▶ _Texto dado_:
______
Gerana Damulakis
Salomão, um século para a ilusão
Estaríamos
todos, um dia, vivendo num século onde os livros seriam os
professores da vida — creio que J. L. Borges teve este sonho. E, por
coincidência aquele outro grande argentino, Júlio Cortázar também.
Aliás, foi Cortázar que em la vuelta al dia en ochenta mundos,
discorreu sobre os vários “Julios”, entre eles Jules laforgue, poeta
maior da afeição de T. S. Eliot. Já Feitosa, discorre sobre os “Antônios”,
não sendo ele próprio um Antônio, mas antes um Francisco, prova de
um elevado espírito mais que poético, divino, nem divino, pois que
aqueles do Olimpo eram chegados a miradas debruçados em leitos
límpidos de rios cristalinos. — Ah! a atração dos cristais.
Falava eu de
caráter, e o que tem o caráter com a poesia? Tem, se no extremo do
caráter há o sentido supremo: o da salvação. Convertido daí em
poesia, meio de salvação, Feitosa cria uma gritaria, ele diz “fazer
uma zoada” e, melhor do que qualquer outro dos seus contemporâneos,
acaba por representar a sensibilidade fin-de-siècle, ou seja, ele
representa o nosso desejo de salvação.
Muito
consciente de que a história, seja a de um século, seja a do homem
desde sempre, é ao fim e ao cabo uma epopéia macabra, o que temos de
permeio é a ilusão. Assim que o texto poético Salomão além de uma
obra literária, traz um quê de obra de profecia: a profecia dos
tempos modernos.
______
▶ _Linhas fornecidas_:
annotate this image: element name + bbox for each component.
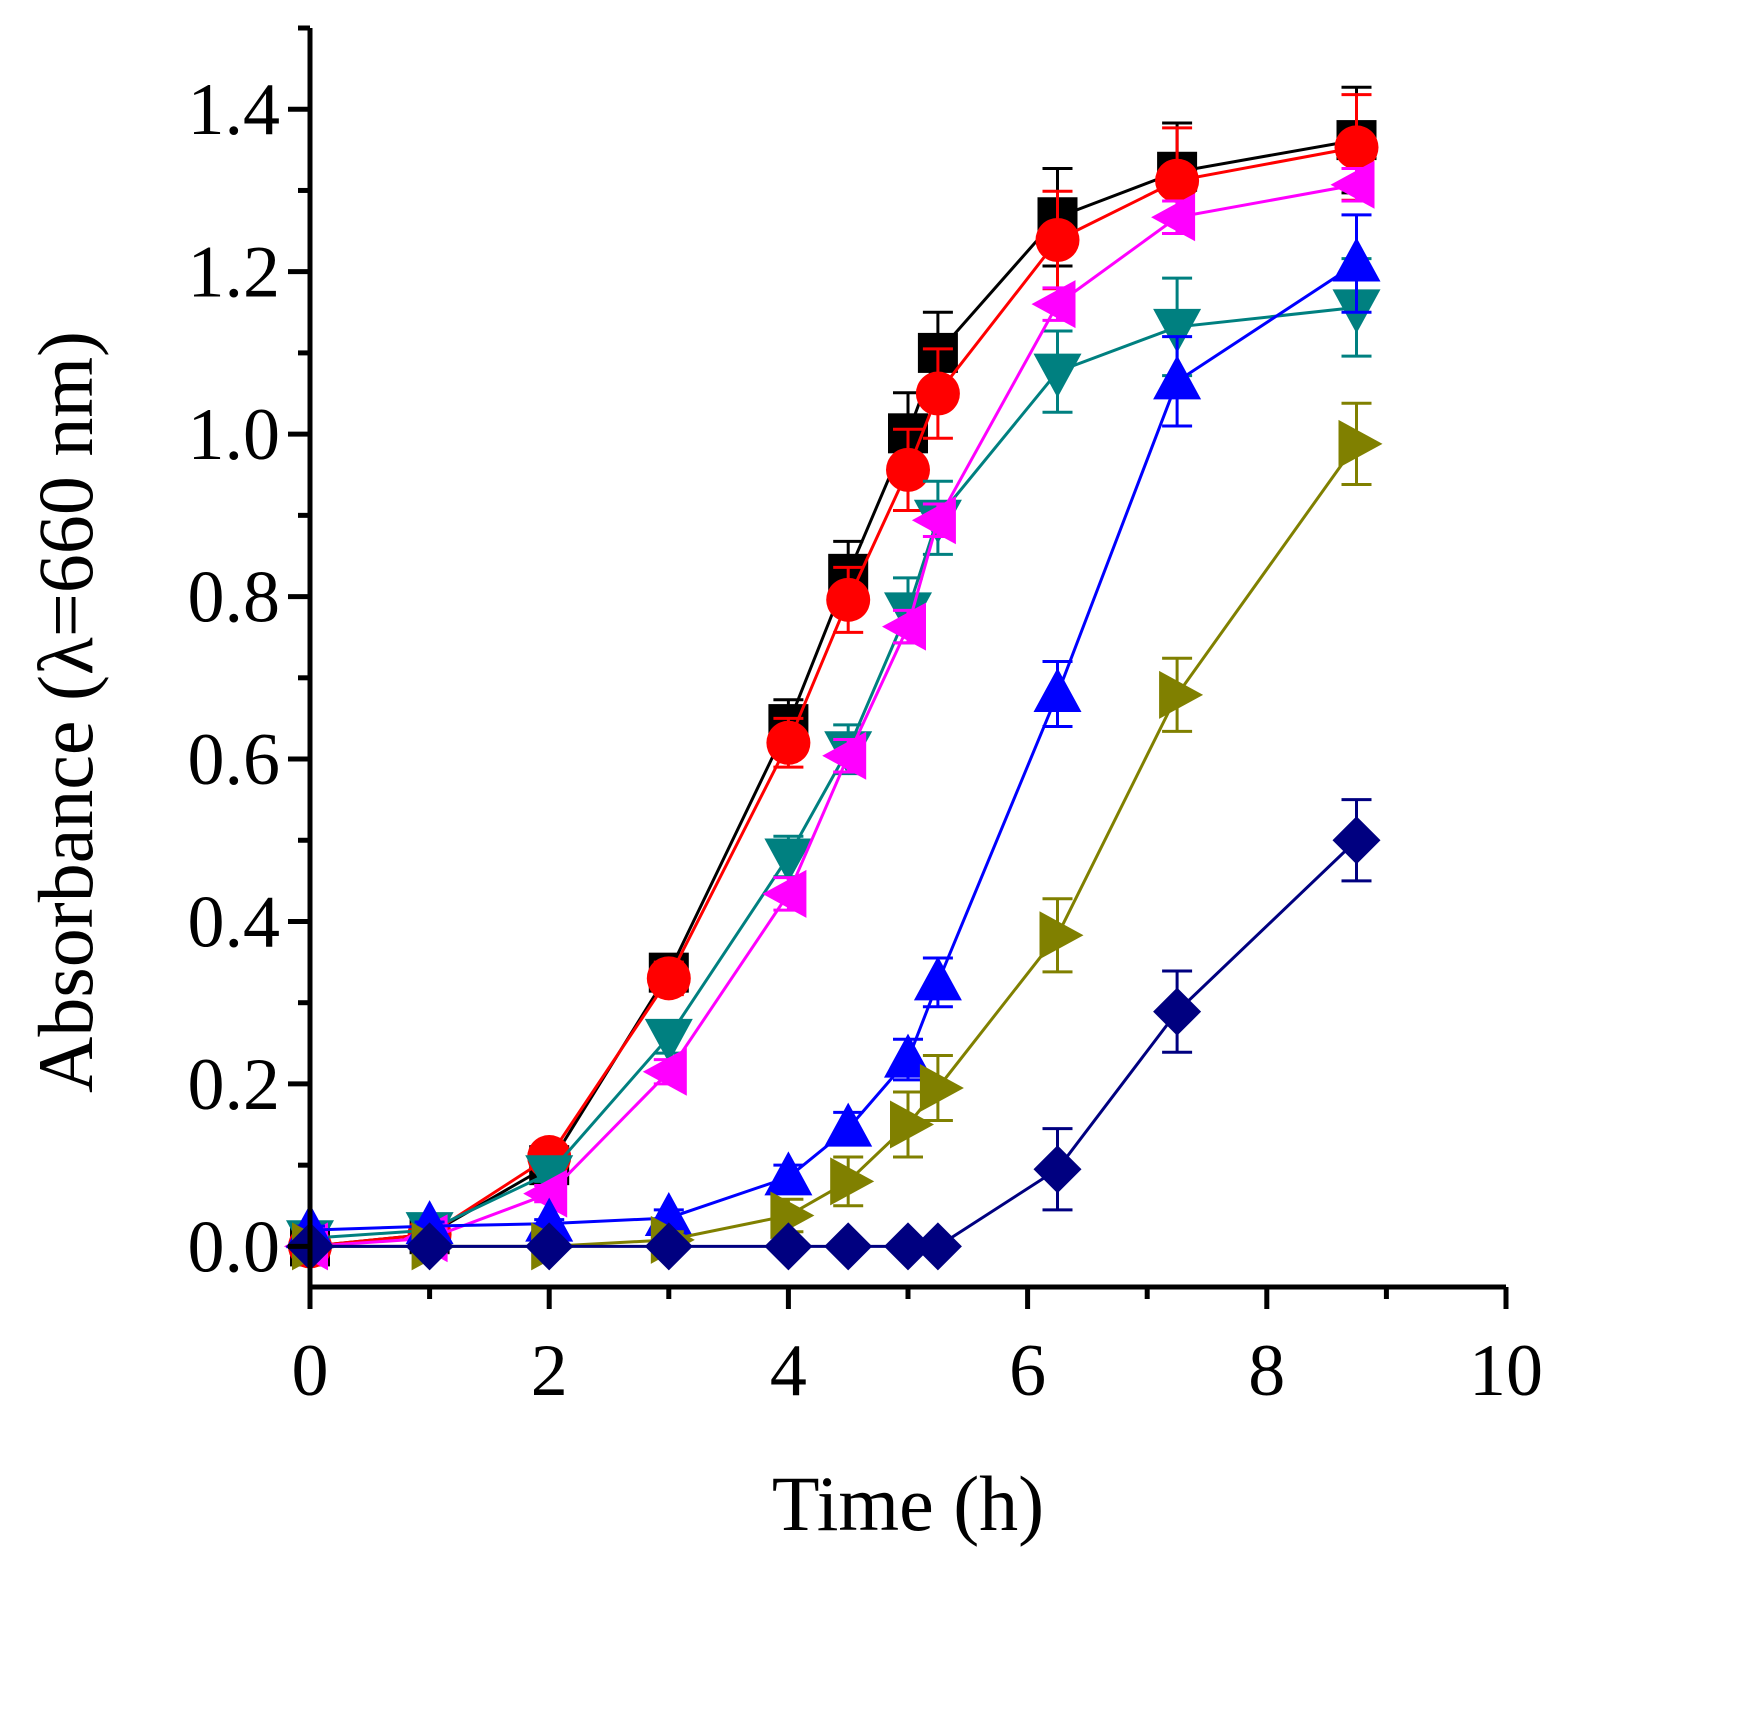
triangle-left-marker [911, 496, 956, 545]
triangle-down-marker [1033, 353, 1082, 398]
series-triangle-up [286, 213, 1381, 1249]
triangle-right-marker [919, 1063, 964, 1112]
circle-marker [1155, 158, 1200, 203]
diamond-marker [1033, 1145, 1082, 1194]
triangle-down-marker [525, 1155, 574, 1200]
circle-marker [886, 447, 930, 492]
triangle-up-marker [913, 956, 962, 1001]
triangle-left-marker [762, 869, 807, 918]
triangle-right-marker [1338, 419, 1383, 468]
y-tick-label: 0.2 [188, 1044, 281, 1126]
diamond-marker [405, 1222, 454, 1271]
circle-marker [766, 720, 811, 765]
triangle-up-marker [824, 1102, 873, 1147]
series-circle [288, 93, 1379, 1269]
circle-marker [1035, 217, 1080, 262]
diamond-marker [525, 1222, 574, 1271]
circle-marker [826, 577, 871, 622]
triangle-left-marker [1031, 280, 1076, 329]
x-tick-label: 6 [1009, 1330, 1046, 1412]
triangle-down-marker [644, 1018, 693, 1063]
triangle-left-marker [882, 602, 926, 651]
triangle-right-marker [830, 1157, 875, 1206]
series-diamond [286, 798, 1381, 1271]
triangle-up-marker [1033, 668, 1082, 713]
diamond-marker [764, 1222, 813, 1271]
series-square [290, 85, 1377, 1267]
triangle-right-marker [890, 1100, 934, 1149]
y-tick-label: 1.2 [188, 232, 281, 314]
x-axis-label: Time (h) [772, 1460, 1044, 1547]
circle-marker [1334, 125, 1379, 170]
x-tick-label: 2 [531, 1330, 568, 1412]
triangle-left-marker [1151, 193, 1196, 242]
triangle-left-marker [822, 731, 867, 780]
diamond-marker [824, 1222, 873, 1271]
circle-marker [646, 956, 691, 1001]
x-tick-label: 8 [1248, 1330, 1285, 1412]
triangle-left-marker [642, 1047, 687, 1096]
diamond-marker [644, 1222, 693, 1271]
x-tick-label: 4 [770, 1330, 807, 1412]
x-tick-label: 0 [292, 1330, 329, 1412]
y-axis-label: Absorbance (λ=660 nm) [22, 331, 109, 1093]
triangle-left-marker [1330, 160, 1375, 209]
y-tick-label: 0.8 [188, 557, 281, 639]
diamond-marker [1153, 987, 1202, 1036]
x-tick-label: 10 [1469, 1330, 1543, 1412]
series-layer [284, 85, 1383, 1271]
triangle-left-marker [523, 1169, 568, 1218]
diamond-marker [884, 1222, 932, 1271]
triangle-up-marker [1153, 355, 1202, 400]
triangle-down-marker [1153, 308, 1202, 353]
series-line [309, 145, 1357, 1248]
diamond-marker [913, 1222, 962, 1271]
y-tick-label: 0.6 [188, 719, 281, 801]
y-tick-label: 1.0 [188, 394, 281, 476]
y-tick-label: 0.0 [188, 1206, 281, 1288]
series-triangle-left [284, 160, 1375, 1271]
diamond-marker [1332, 816, 1381, 865]
triangle-up-marker [764, 1151, 813, 1196]
triangle-up-marker [1332, 237, 1381, 282]
circle-marker [915, 371, 960, 416]
triangle-down-marker [764, 838, 813, 883]
triangle-right-marker [1039, 911, 1084, 960]
series-line [309, 183, 1357, 1248]
axes: 0.0 0.2 0.4 0.6 0.8 1.0 1.2 1.4 0 2 4 6 8 10 [188, 25, 1543, 1412]
y-tick-label: 1.4 [188, 69, 281, 151]
triangle-right-marker [770, 1191, 815, 1240]
triangle-right-marker [1159, 670, 1204, 719]
y-tick-label: 0.4 [188, 881, 281, 963]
______
▶ _Tarefa breve 1_:
Cite o trecho do texto sobre Salomão que começa em "Aliás, foi Cortázar" e segue até "atração dos cristais.".
▶ _Tarefa breve 2_:
Liste os escritores que o texto sobre Salomão menciona, com exceção de Feitosa.
As linhas acima não fazem falta.

▶ _Resposta correta 1_:
Aliás, foi Cortázar que em la vuelta al dia en ochenta mundos,
discorreu sobre os vários “Julios”, entre eles Jules laforgue, poeta
maior da afeição de T. S. Eliot. Já Feitosa, discorre sobre os “Antônios”,
não sendo ele próprio um Antônio, mas antes um Francisco, prova de
um elevado espírito mais que poético, divino, nem divino, pois que
aqueles do Olimpo eram chegados a miradas debruçados em leitos
límpidos de rios cristalinos. — Ah! a atração dos cristais.

▶ _Resposta correta 2_:
J. L. Borges
Júlio Cortázar
Jules laforgue
T. S. Eliot